WRITTEN TASK | Quote the entries that follow exactly, leaving none out.

-- START OF DATASET CONTENT --

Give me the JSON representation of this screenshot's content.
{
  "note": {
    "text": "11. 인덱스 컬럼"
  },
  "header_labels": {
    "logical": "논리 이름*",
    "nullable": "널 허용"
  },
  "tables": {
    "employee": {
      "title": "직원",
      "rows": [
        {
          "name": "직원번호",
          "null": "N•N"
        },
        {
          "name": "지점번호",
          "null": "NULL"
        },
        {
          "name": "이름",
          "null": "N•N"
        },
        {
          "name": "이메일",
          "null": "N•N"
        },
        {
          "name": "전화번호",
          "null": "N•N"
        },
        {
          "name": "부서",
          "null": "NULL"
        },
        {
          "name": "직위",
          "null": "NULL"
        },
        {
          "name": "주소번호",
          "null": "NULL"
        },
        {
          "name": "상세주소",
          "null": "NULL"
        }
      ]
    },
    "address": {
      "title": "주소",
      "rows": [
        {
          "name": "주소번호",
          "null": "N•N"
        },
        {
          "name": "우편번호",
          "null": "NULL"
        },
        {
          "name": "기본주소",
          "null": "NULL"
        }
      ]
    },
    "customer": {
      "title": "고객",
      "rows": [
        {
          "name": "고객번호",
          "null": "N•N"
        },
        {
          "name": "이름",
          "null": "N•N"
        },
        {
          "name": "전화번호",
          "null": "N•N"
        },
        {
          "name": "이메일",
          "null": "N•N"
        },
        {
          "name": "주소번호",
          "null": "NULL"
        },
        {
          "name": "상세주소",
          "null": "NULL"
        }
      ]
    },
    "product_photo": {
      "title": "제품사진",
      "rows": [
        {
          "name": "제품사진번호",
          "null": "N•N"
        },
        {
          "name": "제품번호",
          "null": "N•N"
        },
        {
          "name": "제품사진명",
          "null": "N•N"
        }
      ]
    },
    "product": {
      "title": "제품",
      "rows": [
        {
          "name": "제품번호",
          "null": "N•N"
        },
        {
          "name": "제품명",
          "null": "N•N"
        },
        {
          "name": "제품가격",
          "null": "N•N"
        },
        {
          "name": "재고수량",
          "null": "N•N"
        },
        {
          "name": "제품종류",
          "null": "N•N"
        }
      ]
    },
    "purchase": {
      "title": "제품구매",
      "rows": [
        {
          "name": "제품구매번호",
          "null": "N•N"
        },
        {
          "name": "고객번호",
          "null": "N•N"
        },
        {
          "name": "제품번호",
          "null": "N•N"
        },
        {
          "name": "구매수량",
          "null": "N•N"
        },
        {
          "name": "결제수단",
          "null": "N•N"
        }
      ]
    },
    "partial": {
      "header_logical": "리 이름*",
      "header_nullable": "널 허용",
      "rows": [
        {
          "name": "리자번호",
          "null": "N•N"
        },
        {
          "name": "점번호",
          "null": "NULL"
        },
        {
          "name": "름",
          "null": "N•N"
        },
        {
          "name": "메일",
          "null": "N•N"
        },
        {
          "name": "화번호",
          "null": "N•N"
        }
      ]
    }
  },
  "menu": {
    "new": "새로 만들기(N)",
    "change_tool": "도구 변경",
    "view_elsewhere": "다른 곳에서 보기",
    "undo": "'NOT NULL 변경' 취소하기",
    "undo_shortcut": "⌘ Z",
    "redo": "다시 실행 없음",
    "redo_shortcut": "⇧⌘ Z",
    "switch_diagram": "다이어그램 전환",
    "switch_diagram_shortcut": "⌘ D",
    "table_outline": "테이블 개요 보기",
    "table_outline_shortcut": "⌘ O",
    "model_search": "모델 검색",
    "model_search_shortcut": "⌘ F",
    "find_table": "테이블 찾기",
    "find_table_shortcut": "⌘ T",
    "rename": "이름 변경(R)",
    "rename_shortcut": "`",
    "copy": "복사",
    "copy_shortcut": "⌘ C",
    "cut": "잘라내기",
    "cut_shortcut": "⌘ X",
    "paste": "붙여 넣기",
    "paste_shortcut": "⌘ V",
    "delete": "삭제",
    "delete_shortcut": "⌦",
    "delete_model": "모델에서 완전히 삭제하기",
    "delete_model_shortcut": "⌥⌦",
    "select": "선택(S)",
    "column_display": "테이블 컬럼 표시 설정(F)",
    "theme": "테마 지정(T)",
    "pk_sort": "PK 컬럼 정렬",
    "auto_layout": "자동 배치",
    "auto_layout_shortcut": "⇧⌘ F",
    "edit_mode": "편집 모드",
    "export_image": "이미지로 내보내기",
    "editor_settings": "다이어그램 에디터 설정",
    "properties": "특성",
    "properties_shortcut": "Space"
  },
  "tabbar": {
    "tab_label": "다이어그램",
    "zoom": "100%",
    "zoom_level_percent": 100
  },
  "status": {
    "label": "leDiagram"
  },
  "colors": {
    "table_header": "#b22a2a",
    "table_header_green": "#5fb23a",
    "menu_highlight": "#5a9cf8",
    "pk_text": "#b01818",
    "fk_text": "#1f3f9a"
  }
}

-- END OF DATASET CONTENT --

SOLUTION TO THIS EXERCISE |
Give me the JSON representation of this screenshot's content.
{
  "note": {
    "text": "11. 인덱스 컬럼"
  },
  "header_labels": {
    "logical": "논리 이름*",
    "nullable": "널 허용"
  },
  "tables": {
    "employee": {
      "title": "직원",
      "rows": [
        {
          "name": "직원번호",
          "null": "N•N"
        },
        {
          "name": "지점번호",
          "null": "NULL"
        },
        {
          "name": "이름",
          "null": "N•N"
        },
        {
          "name": "이메일",
          "null": "N•N"
        },
        {
          "name": "전화번호",
          "null": "N•N"
        },
        {
          "name": "부서",
          "null": "NULL"
        },
        {
          "name": "직위",
          "null": "NULL"
        },
        {
          "name": "주소번호",
          "null": "NULL"
        },
        {
          "name": "상세주소",
          "null": "NULL"
        }
      ]
    },
    "address": {
      "title": "주소",
      "rows": [
        {
          "name": "주소번호",
          "null": "N•N"
        },
        {
          "name": "우편번호",
          "null": "NULL"
        },
        {
          "name": "기본주소",
          "null": "NULL"
        }
      ]
    },
    "customer": {
      "title": "고객",
      "rows": [
        {
          "name": "고객번호",
          "null": "N•N"
        },
        {
          "name": "이름",
          "null": "N•N"
        },
        {
          "name": "전화번호",
          "null": "N•N"
        },
        {
          "name": "이메일",
          "null": "N•N"
        },
        {
          "name": "주소번호",
          "null": "NULL"
        },
        {
          "name": "상세주소",
          "null": "NULL"
        }
      ]
    },
    "product_photo": {
      "title": "제품사진",
      "rows": [
        {
          "name": "제품사진번호",
          "null": "N•N"
        },
        {
          "name": "제품번호",
          "null": "N•N"
        },
        {
          "name": "제품사진명",
          "null": "N•N"
        }
      ]
    },
    "product": {
      "title": "제품",
      "rows": [
        {
          "name": "제품번호",
          "null": "N•N"
        },
        {
          "name": "제품명",
          "null": "N•N"
        },
        {
          "name": "제품가격",
          "null": "N•N"
        },
        {
          "name": "재고수량",
          "null": "N•N"
        },
        {
          "name": "제품종류",
          "null": "N•N"
        }
      ]
    },
    "purchase": {
      "title": "제품구매",
      "rows": [
        {
          "name": "제품구매번호",
          "null": "N•N"
        },
        {
          "name": "고객번호",
          "null": "N•N"
        },
        {
          "name": "제품번호",
          "null": "N•N"
        },
        {
          "name": "구매수량",
          "null": "N•N"
        },
        {
          "name": "결제수단",
          "null": "N•N"
        }
      ]
    },
    "partial": {
      "header_logical": "리 이름*",
      "header_nullable": "널 허용",
      "rows": [
        {
          "name": "리자번호",
          "null": "N•N"
        },
        {
          "name": "점번호",
          "null": "NULL"
        },
        {
          "name": "름",
          "null": "N•N"
        },
        {
          "name": "메일",
          "null": "N•N"
        },
        {
          "name": "화번호",
          "null": "N•N"
        }
      ]
    }
  },
  "menu": {
    "new": "새로 만들기(N)",
    "change_tool": "도구 변경",
    "view_elsewhere": "다른 곳에서 보기",
    "undo": "'NOT NULL 변경' 취소하기",
    "undo_shortcut": "⌘ Z",
    "redo": "다시 실행 없음",
    "redo_shortcut": "⇧⌘ Z",
    "switch_diagram": "다이어그램 전환",
    "switch_diagram_shortcut": "⌘ D",
    "table_outline": "테이블 개요 보기",
    "table_outline_shortcut": "⌘ O",
    "model_search": "모델 검색",
    "model_search_shortcut": "⌘ F",
    "find_table": "테이블 찾기",
    "find_table_shortcut": "⌘ T",
    "rename": "이름 변경(R)",
    "rename_shortcut": "`",
    "copy": "복사",
    "copy_shortcut": "⌘ C",
    "cut": "잘라내기",
    "cut_shortcut": "⌘ X",
    "paste": "붙여 넣기",
    "paste_shortcut": "⌘ V",
    "delete": "삭제",
    "delete_shortcut": "⌦",
    "delete_model": "모델에서 완전히 삭제하기",
    "delete_model_shortcut": "⌥⌦",
    "select": "선택(S)",
    "column_display": "테이블 컬럼 표시 설정(F)",
    "theme": "테마 지정(T)",
    "pk_sort": "PK 컬럼 정렬",
    "auto_layout": "자동 배치",
    "auto_layout_shortcut": "⇧⌘ F",
    "edit_mode": "편집 모드",
    "export_image": "이미지로 내보내기",
    "editor_settings": "다이어그램 에디터 설정",
    "properties": "특성",
    "properties_shortcut": "Space"
  },
  "tabbar": {
    "tab_label": "다이어그램",
    "zoom": "100%",
    "zoom_level_percent": 100
  },
  "status": {
    "label": "leDiagram"
  },
  "colors": {
    "table_header": "#b22a2a",
    "table_header_green": "#5fb23a",
    "menu_highlight": "#5a9cf8",
    "pk_text": "#b01818",
    "fk_text": "#1f3f9a"
  }
}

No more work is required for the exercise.